# start of DATA FOR PROCESSING

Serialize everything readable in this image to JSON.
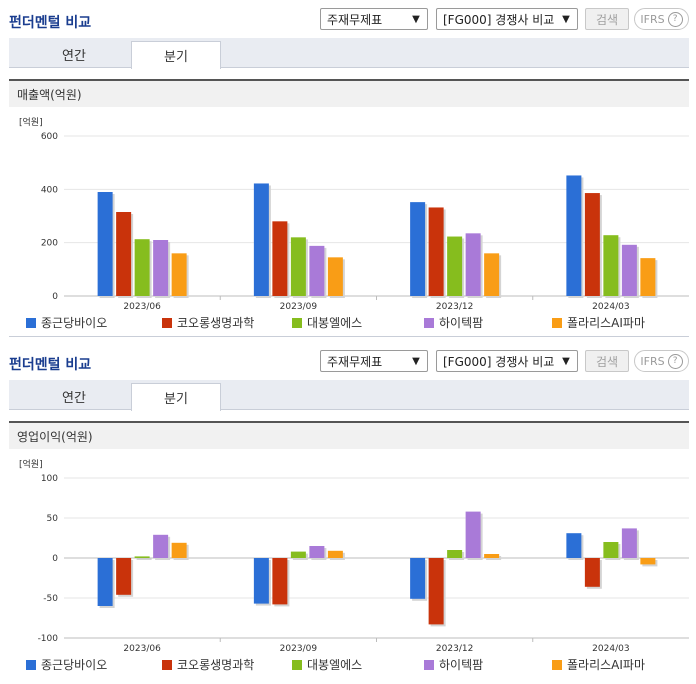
{
  "header": {
    "title": "펀더멘털 비교",
    "statement_select": "주재무제표",
    "peer_select": "[FG000] 경쟁사 비교",
    "search_label": "검색",
    "ifrs_label": "IFRS",
    "help_glyph": "?"
  },
  "tabs": [
    {
      "label": "연간",
      "active": false
    },
    {
      "label": "분기",
      "active": true
    }
  ],
  "colors": {
    "종근당바이오": "#2b6fd6",
    "코오롱생명과학": "#c9330b",
    "대봉엘에스": "#86bd1e",
    "하이텍팜": "#a97ad8",
    "폴라리스AI파마": "#f99d16"
  },
  "chart_data": [
    {
      "type": "bar",
      "title": "매출액(억원)",
      "unit_label": "[억원]",
      "categories": [
        "2023/06",
        "2023/09",
        "2023/12",
        "2024/03"
      ],
      "ylim": [
        0,
        600
      ],
      "yticks": [
        0,
        200,
        400,
        600
      ],
      "grid": true,
      "legend_position": "bottom",
      "series": [
        {
          "name": "종근당바이오",
          "values": [
            390,
            422,
            352,
            452
          ]
        },
        {
          "name": "코오롱생명과학",
          "values": [
            315,
            280,
            332,
            386
          ]
        },
        {
          "name": "대봉엘에스",
          "values": [
            213,
            220,
            223,
            228
          ]
        },
        {
          "name": "하이텍팜",
          "values": [
            210,
            188,
            235,
            192
          ]
        },
        {
          "name": "폴라리스AI파마",
          "values": [
            160,
            145,
            160,
            142
          ]
        }
      ]
    },
    {
      "type": "bar",
      "title": "영업이익(억원)",
      "unit_label": "[억원]",
      "categories": [
        "2023/06",
        "2023/09",
        "2023/12",
        "2024/03"
      ],
      "ylim": [
        -100,
        100
      ],
      "yticks": [
        -100,
        -50,
        0,
        50,
        100
      ],
      "grid": true,
      "legend_position": "bottom",
      "series": [
        {
          "name": "종근당바이오",
          "values": [
            -60,
            -57,
            -51,
            31
          ]
        },
        {
          "name": "코오롱생명과학",
          "values": [
            -46,
            -58,
            -83,
            -36
          ]
        },
        {
          "name": "대봉엘에스",
          "values": [
            2,
            8,
            10,
            20
          ]
        },
        {
          "name": "하이텍팜",
          "values": [
            29,
            15,
            58,
            37
          ]
        },
        {
          "name": "폴라리스AI파마",
          "values": [
            19,
            9,
            5,
            -8
          ]
        }
      ]
    }
  ]
}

# end of DATA FOR PROCESSING

* [SHORT EXERCISE] Leave out the pictures and copy everything else in the records word for word.

* [EXPECTED ANSWER]
Serialize everything readable in this image to JSON.
{
  "header": {
    "title": "펀더멘털 비교",
    "statement_select": "주재무제표",
    "peer_select": "[FG000] 경쟁사 비교",
    "search_label": "검색",
    "ifrs_label": "IFRS",
    "help_glyph": "?"
  },
  "tabs": [
    {
      "label": "연간",
      "active": false
    },
    {
      "label": "분기",
      "active": true
    }
  ],
  "colors": {
    "종근당바이오": "#2b6fd6",
    "코오롱생명과학": "#c9330b",
    "대봉엘에스": "#86bd1e",
    "하이텍팜": "#a97ad8",
    "폴라리스AI파마": "#f99d16"
  },
  "chart_data": [
    {
      "type": "bar",
      "title": "매출액(억원)",
      "unit_label": "[억원]",
      "categories": [
        "2023/06",
        "2023/09",
        "2023/12",
        "2024/03"
      ],
      "ylim": [
        0,
        600
      ],
      "yticks": [
        0,
        200,
        400,
        600
      ],
      "grid": true,
      "legend_position": "bottom",
      "series": [
        {
          "name": "종근당바이오",
          "values": [
            390,
            422,
            352,
            452
          ]
        },
        {
          "name": "코오롱생명과학",
          "values": [
            315,
            280,
            332,
            386
          ]
        },
        {
          "name": "대봉엘에스",
          "values": [
            213,
            220,
            223,
            228
          ]
        },
        {
          "name": "하이텍팜",
          "values": [
            210,
            188,
            235,
            192
          ]
        },
        {
          "name": "폴라리스AI파마",
          "values": [
            160,
            145,
            160,
            142
          ]
        }
      ]
    },
    {
      "type": "bar",
      "title": "영업이익(억원)",
      "unit_label": "[억원]",
      "categories": [
        "2023/06",
        "2023/09",
        "2023/12",
        "2024/03"
      ],
      "ylim": [
        -100,
        100
      ],
      "yticks": [
        -100,
        -50,
        0,
        50,
        100
      ],
      "grid": true,
      "legend_position": "bottom",
      "series": [
        {
          "name": "종근당바이오",
          "values": [
            -60,
            -57,
            -51,
            31
          ]
        },
        {
          "name": "코오롱생명과학",
          "values": [
            -46,
            -58,
            -83,
            -36
          ]
        },
        {
          "name": "대봉엘에스",
          "values": [
            2,
            8,
            10,
            20
          ]
        },
        {
          "name": "하이텍팜",
          "values": [
            29,
            15,
            58,
            37
          ]
        },
        {
          "name": "폴라리스AI파마",
          "values": [
            19,
            9,
            5,
            -8
          ]
        }
      ]
    }
  ]
}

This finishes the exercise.